Data for processing start
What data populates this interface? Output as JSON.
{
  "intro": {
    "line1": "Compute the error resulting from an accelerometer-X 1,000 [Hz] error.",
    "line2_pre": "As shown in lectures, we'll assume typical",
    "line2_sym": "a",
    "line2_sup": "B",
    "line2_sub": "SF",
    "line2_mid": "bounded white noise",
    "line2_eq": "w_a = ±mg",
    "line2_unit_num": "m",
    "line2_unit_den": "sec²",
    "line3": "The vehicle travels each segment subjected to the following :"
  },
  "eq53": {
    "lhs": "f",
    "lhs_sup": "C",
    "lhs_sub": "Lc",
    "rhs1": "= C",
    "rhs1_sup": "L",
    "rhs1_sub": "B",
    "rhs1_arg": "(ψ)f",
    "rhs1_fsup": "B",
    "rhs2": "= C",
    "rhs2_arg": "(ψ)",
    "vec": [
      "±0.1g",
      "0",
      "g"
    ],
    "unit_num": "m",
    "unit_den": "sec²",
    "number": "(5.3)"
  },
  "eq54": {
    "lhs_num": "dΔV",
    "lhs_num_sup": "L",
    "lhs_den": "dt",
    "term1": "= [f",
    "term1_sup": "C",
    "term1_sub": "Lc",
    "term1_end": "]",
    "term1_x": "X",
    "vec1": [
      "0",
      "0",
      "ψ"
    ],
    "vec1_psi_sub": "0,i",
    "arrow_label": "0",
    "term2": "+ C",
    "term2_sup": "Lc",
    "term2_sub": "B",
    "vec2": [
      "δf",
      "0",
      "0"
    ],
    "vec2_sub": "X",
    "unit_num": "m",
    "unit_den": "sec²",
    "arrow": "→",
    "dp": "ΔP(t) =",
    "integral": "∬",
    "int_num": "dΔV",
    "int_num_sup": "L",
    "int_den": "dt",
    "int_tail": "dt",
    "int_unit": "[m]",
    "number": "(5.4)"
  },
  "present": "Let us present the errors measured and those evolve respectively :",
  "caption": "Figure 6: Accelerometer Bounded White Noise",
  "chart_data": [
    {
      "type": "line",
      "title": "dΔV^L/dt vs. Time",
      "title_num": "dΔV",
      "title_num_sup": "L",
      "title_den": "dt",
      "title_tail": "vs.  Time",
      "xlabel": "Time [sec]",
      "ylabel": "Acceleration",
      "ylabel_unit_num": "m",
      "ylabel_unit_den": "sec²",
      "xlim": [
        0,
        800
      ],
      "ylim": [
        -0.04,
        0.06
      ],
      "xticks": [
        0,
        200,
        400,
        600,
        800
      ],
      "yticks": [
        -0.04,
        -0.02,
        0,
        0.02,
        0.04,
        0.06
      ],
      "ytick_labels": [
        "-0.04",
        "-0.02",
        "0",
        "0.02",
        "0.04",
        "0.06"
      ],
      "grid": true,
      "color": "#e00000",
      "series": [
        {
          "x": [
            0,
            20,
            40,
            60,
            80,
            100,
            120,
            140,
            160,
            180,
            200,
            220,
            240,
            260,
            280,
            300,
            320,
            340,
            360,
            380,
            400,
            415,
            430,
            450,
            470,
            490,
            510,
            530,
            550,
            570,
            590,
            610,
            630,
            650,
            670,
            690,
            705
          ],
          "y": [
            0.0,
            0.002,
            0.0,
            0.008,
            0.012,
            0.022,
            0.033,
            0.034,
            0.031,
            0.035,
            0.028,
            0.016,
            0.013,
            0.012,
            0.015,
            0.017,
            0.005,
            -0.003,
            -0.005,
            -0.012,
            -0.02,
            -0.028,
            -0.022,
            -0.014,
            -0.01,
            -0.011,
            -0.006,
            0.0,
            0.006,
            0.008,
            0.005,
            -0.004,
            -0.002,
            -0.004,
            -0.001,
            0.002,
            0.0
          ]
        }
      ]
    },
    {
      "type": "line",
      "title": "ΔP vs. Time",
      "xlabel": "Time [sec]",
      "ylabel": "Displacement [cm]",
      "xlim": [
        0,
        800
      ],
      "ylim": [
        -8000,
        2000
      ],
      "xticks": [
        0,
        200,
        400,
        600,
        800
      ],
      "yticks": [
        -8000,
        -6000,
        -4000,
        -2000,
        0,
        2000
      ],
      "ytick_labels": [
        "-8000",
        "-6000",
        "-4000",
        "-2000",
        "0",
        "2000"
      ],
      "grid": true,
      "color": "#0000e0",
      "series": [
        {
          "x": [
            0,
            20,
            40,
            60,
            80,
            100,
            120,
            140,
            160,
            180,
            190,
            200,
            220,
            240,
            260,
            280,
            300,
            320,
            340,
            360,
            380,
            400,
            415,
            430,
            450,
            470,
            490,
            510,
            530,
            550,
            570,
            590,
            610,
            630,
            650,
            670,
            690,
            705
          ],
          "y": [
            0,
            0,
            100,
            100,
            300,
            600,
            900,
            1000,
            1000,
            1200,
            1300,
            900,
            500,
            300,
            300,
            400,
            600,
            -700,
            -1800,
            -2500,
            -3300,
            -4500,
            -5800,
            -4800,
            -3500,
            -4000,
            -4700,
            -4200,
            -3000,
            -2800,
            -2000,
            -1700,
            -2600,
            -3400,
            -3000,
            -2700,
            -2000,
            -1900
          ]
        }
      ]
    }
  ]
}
Data for processing end
**What is needed:** Wherever "Time" shows up in a line, copy that line.

**Result:**
      "title": "dΔV^L/dt vs. Time",
      "title_tail": "vs.  Time",
      "xlabel": "Time [sec]",
      "title": "ΔP vs. Time",
      "xlabel": "Time [sec]",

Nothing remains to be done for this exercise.